Read through the records below and copy each line that uses the word "this".
-=-=-=-=-
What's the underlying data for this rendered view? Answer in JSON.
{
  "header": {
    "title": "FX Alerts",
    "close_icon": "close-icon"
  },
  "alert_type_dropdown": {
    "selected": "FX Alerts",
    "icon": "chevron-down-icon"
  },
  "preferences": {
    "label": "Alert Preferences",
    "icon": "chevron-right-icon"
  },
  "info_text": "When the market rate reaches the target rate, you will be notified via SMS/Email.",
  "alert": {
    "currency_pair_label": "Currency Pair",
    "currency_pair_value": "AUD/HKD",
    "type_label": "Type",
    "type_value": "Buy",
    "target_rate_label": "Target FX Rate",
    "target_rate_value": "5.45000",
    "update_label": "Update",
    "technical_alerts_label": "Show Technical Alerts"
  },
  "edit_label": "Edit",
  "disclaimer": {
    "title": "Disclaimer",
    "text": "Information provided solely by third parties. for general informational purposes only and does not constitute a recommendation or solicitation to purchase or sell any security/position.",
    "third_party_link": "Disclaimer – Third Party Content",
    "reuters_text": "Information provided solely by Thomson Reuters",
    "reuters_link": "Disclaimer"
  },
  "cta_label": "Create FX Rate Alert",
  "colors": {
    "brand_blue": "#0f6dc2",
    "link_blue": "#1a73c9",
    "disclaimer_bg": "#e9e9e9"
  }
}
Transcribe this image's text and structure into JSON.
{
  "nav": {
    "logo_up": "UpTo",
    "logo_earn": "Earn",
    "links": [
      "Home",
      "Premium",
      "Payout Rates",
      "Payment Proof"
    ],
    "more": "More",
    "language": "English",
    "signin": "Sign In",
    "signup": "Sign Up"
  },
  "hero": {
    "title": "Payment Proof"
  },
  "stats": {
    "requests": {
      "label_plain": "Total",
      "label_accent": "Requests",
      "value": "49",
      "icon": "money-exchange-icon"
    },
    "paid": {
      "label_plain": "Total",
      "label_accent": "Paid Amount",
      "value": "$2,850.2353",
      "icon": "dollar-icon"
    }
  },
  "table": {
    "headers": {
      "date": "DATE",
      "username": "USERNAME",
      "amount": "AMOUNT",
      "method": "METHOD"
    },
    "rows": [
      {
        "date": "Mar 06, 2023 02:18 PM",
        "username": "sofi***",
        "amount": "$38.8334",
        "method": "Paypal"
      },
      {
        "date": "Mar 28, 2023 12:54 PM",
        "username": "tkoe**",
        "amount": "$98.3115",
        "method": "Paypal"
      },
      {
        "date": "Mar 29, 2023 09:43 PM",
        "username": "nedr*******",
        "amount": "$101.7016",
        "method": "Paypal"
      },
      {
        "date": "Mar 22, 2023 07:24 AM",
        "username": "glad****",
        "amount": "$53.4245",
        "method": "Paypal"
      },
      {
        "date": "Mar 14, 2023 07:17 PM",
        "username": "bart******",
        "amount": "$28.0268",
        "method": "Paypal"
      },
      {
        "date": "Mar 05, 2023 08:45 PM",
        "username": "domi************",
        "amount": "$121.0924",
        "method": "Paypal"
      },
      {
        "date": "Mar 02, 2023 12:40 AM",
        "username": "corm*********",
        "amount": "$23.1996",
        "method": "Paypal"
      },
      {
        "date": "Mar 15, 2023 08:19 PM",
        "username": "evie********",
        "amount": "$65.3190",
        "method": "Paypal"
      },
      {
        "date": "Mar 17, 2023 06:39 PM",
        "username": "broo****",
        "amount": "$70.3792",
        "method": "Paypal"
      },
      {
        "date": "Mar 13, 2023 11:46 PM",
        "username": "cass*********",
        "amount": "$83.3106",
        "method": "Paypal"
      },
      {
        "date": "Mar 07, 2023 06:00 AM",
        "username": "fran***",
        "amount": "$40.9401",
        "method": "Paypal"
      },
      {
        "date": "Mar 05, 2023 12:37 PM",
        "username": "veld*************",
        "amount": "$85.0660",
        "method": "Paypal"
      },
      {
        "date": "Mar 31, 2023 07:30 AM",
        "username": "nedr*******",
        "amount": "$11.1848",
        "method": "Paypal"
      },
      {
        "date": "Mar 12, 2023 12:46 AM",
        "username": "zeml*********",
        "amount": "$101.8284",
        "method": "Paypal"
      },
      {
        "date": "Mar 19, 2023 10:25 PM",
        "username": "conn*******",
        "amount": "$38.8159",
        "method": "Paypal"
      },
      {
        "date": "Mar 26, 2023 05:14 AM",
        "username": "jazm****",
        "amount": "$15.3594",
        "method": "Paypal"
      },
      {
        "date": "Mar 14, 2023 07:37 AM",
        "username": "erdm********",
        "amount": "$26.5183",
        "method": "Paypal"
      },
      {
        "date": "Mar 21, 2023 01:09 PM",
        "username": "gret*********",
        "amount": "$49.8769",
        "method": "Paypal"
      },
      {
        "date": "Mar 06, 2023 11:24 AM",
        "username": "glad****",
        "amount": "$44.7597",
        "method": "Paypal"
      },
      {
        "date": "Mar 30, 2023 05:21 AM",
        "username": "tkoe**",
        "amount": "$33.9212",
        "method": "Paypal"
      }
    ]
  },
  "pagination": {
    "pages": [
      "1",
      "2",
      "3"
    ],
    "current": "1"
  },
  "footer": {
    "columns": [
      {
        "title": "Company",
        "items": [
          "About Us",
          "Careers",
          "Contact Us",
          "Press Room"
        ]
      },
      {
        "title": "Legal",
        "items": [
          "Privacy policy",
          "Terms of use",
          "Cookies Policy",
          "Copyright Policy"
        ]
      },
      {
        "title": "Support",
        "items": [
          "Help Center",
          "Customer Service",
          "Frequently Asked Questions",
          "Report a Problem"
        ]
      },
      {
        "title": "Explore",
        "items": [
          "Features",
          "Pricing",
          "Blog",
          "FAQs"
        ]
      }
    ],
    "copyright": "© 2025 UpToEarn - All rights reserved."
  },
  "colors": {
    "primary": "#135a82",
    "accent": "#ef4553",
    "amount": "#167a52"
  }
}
-=-=-=-=-
The completed task:
What's the underlying data for this rendered view? Answer in JSON.
Transcribe this image's text and structure into JSON.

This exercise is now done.